Aim of the exercise
A single number is the answer here: how many lines of the entries contain "dependencies"?
[Start Data rows]
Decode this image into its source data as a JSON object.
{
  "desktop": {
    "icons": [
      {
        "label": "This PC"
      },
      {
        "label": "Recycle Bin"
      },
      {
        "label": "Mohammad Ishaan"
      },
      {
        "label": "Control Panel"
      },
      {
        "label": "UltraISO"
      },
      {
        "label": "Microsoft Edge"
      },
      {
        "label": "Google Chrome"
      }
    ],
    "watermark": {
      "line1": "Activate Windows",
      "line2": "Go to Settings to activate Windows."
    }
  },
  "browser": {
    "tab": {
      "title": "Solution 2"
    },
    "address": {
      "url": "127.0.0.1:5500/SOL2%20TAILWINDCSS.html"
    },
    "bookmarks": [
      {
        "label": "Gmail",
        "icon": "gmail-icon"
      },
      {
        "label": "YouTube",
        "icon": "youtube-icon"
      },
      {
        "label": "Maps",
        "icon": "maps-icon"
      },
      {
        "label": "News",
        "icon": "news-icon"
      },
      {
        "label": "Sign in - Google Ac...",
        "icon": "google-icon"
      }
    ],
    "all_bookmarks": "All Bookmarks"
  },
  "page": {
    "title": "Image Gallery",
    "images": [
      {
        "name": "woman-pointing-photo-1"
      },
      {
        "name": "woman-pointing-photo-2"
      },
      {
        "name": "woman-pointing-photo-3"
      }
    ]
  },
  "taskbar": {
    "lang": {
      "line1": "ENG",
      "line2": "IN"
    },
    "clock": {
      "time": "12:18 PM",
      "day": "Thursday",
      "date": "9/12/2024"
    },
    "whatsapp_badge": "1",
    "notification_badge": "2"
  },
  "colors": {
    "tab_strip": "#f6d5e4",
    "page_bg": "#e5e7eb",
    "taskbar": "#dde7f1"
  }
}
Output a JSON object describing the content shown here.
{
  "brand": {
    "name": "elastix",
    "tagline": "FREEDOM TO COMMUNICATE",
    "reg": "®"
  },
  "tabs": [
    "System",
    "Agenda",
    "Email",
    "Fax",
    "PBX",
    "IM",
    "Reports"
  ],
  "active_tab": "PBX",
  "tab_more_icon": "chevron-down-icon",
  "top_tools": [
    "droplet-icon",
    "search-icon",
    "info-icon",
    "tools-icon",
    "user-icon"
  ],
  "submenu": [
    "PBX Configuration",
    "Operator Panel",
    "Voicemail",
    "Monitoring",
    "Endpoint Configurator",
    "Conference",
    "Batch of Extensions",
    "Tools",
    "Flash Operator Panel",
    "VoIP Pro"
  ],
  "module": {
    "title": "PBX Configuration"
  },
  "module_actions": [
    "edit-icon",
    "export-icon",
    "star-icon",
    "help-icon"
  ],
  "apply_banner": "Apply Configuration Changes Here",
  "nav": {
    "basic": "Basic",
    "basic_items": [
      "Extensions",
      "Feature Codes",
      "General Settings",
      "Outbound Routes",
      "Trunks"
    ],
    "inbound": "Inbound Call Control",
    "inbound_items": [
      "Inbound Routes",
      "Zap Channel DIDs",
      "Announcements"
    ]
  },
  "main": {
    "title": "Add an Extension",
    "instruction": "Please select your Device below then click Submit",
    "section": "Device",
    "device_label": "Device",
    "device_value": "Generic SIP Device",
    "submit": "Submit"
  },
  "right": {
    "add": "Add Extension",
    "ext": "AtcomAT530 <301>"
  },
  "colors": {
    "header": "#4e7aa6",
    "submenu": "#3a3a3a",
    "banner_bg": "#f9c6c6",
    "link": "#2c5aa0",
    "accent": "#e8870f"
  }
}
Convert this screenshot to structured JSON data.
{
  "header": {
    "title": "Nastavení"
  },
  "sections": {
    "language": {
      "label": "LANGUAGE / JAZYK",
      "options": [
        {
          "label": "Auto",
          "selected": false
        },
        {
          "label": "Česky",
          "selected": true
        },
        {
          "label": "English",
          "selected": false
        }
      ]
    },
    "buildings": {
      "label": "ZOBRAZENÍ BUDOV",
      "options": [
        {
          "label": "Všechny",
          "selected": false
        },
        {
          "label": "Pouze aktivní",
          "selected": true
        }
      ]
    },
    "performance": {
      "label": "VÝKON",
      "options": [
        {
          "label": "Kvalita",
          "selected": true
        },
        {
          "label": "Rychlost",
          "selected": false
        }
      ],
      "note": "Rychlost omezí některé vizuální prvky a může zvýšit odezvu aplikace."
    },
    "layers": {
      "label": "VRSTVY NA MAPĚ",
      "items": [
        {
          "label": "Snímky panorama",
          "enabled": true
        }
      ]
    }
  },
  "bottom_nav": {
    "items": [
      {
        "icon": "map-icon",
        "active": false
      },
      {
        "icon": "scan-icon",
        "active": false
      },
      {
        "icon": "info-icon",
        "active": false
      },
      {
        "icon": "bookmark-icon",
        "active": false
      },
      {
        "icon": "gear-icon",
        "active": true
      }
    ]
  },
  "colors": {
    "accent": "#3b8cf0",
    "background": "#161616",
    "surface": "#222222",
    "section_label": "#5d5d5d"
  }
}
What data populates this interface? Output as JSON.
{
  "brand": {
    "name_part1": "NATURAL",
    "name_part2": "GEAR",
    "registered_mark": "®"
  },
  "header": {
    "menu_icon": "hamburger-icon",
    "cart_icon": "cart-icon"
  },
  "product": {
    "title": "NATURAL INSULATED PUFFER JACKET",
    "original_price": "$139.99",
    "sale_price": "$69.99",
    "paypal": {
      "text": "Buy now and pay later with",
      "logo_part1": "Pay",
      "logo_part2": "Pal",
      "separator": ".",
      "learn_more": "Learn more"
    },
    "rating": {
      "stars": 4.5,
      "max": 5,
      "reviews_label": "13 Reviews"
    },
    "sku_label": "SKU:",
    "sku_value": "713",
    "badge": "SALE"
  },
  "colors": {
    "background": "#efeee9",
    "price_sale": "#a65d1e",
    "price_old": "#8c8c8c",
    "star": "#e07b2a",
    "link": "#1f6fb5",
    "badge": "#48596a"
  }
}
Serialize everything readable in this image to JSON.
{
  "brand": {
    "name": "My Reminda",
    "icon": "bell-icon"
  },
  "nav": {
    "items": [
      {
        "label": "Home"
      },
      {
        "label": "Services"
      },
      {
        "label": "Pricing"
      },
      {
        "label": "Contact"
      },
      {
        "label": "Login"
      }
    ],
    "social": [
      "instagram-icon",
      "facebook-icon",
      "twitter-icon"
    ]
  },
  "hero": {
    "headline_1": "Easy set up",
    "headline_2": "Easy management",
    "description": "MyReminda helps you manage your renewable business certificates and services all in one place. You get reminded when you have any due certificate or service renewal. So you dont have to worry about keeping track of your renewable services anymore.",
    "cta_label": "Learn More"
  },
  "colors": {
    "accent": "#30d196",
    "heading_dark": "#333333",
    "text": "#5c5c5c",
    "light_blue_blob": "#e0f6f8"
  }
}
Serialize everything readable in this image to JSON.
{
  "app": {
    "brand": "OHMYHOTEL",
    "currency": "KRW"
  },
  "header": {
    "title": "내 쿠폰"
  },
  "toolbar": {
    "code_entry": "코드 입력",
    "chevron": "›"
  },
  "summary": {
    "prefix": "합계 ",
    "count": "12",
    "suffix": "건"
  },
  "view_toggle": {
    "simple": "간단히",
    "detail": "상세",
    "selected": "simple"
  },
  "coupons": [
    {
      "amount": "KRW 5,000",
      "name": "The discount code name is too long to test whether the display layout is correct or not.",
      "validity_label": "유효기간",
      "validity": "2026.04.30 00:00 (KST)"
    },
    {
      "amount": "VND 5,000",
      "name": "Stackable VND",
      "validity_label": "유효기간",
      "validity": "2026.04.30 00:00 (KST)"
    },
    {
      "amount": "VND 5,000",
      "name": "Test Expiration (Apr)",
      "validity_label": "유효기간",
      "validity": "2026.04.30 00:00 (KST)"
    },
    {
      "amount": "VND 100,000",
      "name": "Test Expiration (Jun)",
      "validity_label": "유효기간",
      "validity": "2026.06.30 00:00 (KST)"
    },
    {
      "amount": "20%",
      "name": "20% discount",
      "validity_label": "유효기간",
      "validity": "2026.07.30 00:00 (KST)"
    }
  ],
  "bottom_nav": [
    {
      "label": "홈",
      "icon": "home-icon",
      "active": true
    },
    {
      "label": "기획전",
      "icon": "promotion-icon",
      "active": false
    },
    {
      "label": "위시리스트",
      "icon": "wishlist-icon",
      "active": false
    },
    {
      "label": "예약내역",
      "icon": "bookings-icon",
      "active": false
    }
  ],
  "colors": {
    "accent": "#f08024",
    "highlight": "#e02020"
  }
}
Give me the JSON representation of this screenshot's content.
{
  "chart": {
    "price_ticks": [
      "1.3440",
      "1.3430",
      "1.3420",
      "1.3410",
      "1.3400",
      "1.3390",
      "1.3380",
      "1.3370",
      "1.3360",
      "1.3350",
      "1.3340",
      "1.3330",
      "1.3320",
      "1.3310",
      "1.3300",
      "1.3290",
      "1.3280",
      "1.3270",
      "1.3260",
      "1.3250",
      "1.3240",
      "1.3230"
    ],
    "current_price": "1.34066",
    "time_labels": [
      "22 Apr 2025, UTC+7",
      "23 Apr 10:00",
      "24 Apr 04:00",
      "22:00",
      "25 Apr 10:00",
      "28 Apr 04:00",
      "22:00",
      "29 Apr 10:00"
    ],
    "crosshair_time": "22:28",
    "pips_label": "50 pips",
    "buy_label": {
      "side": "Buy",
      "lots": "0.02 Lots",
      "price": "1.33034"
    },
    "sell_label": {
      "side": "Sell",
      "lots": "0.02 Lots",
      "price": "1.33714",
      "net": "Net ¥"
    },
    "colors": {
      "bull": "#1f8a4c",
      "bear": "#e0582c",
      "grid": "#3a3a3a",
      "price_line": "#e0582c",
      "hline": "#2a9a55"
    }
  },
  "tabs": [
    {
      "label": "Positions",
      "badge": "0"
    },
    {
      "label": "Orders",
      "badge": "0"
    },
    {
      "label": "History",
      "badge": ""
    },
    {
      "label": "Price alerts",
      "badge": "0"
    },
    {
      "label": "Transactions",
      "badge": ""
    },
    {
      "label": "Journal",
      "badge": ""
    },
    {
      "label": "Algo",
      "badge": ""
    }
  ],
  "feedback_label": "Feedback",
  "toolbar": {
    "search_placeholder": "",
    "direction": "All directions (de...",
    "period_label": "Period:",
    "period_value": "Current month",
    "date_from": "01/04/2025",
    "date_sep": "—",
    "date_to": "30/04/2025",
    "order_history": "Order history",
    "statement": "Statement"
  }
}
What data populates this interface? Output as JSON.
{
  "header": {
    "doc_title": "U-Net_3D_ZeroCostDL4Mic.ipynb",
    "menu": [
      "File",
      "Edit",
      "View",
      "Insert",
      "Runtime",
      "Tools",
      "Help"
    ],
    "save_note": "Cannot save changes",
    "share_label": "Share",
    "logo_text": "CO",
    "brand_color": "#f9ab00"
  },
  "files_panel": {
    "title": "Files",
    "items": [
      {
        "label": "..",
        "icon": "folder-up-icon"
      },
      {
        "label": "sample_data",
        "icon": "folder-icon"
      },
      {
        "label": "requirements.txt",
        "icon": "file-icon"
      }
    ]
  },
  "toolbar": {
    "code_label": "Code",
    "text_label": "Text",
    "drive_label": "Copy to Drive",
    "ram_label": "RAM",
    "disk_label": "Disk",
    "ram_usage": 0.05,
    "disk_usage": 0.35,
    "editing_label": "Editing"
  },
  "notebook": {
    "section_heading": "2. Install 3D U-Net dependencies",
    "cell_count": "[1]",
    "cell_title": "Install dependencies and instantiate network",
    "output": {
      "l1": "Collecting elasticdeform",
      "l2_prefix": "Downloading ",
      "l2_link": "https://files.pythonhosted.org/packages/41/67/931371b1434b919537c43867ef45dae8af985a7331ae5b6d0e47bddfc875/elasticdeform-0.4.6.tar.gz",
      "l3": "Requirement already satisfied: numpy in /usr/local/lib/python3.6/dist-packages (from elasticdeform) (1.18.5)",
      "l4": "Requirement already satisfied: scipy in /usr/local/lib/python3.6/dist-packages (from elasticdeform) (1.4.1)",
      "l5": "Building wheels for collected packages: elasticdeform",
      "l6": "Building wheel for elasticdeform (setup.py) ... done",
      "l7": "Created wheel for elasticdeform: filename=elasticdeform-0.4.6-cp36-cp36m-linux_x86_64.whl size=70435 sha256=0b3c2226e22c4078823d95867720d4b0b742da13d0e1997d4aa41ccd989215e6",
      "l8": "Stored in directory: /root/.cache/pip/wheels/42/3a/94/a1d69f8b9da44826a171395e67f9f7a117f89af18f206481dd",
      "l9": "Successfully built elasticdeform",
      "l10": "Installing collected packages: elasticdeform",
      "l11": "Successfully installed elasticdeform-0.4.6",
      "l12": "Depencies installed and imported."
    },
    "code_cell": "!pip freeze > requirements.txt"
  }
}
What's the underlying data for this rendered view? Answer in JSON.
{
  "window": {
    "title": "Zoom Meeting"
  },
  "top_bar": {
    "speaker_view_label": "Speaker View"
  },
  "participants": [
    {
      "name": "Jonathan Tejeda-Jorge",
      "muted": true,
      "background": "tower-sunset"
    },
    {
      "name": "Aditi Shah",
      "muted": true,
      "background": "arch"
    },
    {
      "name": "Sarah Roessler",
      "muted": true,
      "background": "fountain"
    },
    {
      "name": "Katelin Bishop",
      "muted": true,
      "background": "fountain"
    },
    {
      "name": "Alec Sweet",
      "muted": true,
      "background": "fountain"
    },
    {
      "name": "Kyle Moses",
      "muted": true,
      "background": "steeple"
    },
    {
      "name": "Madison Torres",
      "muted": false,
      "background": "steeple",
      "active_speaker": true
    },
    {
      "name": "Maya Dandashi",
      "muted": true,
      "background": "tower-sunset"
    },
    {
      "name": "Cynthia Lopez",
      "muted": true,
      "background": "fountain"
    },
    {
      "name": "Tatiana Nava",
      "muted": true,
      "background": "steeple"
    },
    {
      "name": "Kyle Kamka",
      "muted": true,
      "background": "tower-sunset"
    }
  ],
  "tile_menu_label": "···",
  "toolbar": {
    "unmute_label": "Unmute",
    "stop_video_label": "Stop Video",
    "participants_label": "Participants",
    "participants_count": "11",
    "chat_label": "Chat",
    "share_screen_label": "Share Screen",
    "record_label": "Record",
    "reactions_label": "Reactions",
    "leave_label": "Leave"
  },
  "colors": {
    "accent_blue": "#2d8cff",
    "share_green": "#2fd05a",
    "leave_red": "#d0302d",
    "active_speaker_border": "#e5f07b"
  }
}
[End Data rows]
Solution for this exercise
2